OBJECTIVES:
a - From the passage on trace anonymization, print everything from "Current state-of-the-art tools, including" down to "time remain unknown.".
b - In the passage on trace anonymization, what does the privacy provided by the anonymization methods depend on?

TEXT SECTION:
****************
Current state-of-the-art tools, including the CryptoPAN library for prefix-preserving anonymization of IP addresses, and Bro and tcpmkpub allow anonymization of traces while preserving as much network-relevant data as possible. These anonymization methods effectively protect user privacy when used on a single trace from a single location, but they may leak information when used in many locations over time. In particular, the privacy provided by these methods depends on the use of cryptographic keys. The risks of reusing these keys over time remain unknown.
We seek to increase the volume of data available to the network and security research and development communities, facilitate access to novel datasets, and work toward real-time situational awareness on current Internet usage and threats. We hope to help develop best practices for data providers to anonymize data acquired with single-site, single measurement and distributed, longitudinal measurement anonymization techniques with prefix-preservation.
****************
RECORDED DATA:
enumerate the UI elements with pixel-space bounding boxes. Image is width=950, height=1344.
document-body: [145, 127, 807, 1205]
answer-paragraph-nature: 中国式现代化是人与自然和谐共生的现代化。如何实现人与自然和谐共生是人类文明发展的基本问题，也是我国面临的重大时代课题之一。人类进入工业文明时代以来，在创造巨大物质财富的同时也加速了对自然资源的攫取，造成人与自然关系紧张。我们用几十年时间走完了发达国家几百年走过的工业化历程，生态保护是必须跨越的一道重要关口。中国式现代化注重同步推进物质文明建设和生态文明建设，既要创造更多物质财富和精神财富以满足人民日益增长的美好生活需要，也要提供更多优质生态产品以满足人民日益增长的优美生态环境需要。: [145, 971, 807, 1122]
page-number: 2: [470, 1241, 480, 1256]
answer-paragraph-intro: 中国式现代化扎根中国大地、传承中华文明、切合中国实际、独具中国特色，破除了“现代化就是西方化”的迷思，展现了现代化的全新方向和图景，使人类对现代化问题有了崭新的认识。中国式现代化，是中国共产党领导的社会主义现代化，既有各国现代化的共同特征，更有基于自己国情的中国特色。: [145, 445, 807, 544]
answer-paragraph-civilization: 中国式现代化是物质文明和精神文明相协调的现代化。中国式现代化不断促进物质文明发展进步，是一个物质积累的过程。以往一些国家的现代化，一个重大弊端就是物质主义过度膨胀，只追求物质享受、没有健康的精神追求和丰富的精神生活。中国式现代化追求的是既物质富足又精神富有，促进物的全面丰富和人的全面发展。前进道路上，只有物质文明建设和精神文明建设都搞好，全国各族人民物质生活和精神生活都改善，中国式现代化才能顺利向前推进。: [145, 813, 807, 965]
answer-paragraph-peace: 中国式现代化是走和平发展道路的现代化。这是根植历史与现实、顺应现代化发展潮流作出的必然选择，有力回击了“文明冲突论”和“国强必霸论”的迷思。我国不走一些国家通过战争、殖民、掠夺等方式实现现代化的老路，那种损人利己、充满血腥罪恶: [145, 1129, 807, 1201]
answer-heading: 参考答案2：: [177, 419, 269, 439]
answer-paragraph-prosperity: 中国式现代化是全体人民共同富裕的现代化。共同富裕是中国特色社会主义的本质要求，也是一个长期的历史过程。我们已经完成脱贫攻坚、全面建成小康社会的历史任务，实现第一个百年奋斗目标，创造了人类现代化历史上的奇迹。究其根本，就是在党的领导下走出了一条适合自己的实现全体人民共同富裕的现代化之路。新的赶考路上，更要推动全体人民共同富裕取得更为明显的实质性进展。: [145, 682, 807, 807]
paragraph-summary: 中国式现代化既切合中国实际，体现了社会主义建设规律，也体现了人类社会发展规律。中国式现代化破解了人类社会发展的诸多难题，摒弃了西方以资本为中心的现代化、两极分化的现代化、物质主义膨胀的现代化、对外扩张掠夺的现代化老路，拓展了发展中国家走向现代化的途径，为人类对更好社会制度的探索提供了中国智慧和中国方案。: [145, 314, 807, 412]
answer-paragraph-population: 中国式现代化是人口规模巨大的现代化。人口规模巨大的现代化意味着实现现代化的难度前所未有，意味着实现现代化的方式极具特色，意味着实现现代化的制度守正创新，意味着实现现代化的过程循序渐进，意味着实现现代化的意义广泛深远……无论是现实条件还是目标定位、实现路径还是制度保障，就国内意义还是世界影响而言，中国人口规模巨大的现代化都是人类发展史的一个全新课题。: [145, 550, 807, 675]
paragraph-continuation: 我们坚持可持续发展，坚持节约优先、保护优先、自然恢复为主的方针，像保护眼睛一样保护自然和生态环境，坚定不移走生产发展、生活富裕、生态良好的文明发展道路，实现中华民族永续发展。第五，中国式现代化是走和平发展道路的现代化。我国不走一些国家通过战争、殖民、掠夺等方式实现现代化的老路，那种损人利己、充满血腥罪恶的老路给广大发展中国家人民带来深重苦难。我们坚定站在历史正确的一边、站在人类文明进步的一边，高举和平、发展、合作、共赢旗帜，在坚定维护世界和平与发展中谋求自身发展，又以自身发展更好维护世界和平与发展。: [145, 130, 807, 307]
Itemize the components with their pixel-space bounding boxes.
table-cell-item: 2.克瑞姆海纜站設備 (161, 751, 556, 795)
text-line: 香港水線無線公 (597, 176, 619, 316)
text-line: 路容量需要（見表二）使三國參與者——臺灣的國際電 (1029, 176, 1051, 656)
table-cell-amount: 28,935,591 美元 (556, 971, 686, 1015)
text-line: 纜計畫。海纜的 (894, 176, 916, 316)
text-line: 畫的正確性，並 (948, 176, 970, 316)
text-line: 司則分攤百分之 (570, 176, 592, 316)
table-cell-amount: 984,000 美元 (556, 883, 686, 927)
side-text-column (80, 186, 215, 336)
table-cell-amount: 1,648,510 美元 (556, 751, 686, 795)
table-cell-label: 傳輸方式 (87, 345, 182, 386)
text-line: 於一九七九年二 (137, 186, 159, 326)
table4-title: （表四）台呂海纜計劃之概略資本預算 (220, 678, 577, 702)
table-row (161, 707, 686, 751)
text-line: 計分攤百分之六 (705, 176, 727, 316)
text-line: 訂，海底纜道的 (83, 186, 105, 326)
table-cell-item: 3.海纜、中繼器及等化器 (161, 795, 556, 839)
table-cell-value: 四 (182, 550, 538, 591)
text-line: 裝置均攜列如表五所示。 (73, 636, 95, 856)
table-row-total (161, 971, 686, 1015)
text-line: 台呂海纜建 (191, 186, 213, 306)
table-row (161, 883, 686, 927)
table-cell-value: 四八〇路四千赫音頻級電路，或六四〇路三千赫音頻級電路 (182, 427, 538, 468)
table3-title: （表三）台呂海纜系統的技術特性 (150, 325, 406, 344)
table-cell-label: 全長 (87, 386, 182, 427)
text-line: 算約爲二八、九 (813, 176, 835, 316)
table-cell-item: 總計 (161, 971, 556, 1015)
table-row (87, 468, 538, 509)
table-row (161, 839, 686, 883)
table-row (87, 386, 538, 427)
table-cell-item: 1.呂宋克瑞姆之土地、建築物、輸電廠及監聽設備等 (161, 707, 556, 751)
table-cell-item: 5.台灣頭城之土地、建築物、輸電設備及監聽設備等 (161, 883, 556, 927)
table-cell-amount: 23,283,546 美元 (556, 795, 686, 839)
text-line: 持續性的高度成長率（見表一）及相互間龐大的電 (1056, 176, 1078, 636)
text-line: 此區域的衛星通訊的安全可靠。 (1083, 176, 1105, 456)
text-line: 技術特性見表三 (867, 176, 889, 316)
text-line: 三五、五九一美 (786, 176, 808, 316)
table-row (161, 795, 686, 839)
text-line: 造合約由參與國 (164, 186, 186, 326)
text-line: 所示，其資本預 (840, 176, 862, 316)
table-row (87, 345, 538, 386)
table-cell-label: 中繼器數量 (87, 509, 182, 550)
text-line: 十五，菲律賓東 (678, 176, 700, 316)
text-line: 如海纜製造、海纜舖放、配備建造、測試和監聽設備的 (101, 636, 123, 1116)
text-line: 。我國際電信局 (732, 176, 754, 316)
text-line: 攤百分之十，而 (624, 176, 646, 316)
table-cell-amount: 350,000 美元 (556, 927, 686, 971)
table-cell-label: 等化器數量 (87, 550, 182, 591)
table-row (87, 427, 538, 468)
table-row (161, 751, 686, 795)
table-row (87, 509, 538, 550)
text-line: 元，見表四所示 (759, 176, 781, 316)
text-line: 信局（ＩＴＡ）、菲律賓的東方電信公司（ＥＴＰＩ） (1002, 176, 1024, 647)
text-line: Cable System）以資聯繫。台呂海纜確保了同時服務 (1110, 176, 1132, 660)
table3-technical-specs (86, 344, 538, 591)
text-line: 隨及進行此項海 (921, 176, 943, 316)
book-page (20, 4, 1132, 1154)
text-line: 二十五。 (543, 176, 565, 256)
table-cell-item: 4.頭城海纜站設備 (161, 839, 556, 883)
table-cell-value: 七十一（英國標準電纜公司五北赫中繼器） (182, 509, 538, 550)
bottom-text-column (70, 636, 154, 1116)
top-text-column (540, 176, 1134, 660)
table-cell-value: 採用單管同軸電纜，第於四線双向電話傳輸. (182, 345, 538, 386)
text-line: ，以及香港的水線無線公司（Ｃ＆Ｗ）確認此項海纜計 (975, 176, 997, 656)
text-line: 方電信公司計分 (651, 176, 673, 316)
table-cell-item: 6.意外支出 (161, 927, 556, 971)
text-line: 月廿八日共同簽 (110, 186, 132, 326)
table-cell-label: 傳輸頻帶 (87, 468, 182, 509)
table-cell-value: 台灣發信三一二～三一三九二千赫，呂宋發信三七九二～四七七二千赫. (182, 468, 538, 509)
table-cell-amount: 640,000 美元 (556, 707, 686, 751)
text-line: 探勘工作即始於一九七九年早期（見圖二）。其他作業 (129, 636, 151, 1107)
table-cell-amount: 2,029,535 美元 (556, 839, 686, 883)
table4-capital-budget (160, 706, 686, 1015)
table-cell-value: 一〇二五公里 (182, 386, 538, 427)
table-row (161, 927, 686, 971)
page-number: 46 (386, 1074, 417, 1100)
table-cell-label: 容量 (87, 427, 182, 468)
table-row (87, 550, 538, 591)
****************
EXERCISE RESULTS:
a -
Current state-of-the-art tools, including the CryptoPAN library for prefix-preserving anonymization of IP addresses, and Bro and tcpmkpub allow anonymization of traces while preserving as much network-relevant data as possible. These anonymization methods effectively protect user privacy when used on a single trace from a single location, but they may leak information when used in many locations over time. In particular, the privacy provided by these methods depends on the use of cryptographic keys. The risks of reusing these keys over time remain unknown.

b - It depends on the use of cryptographic keys.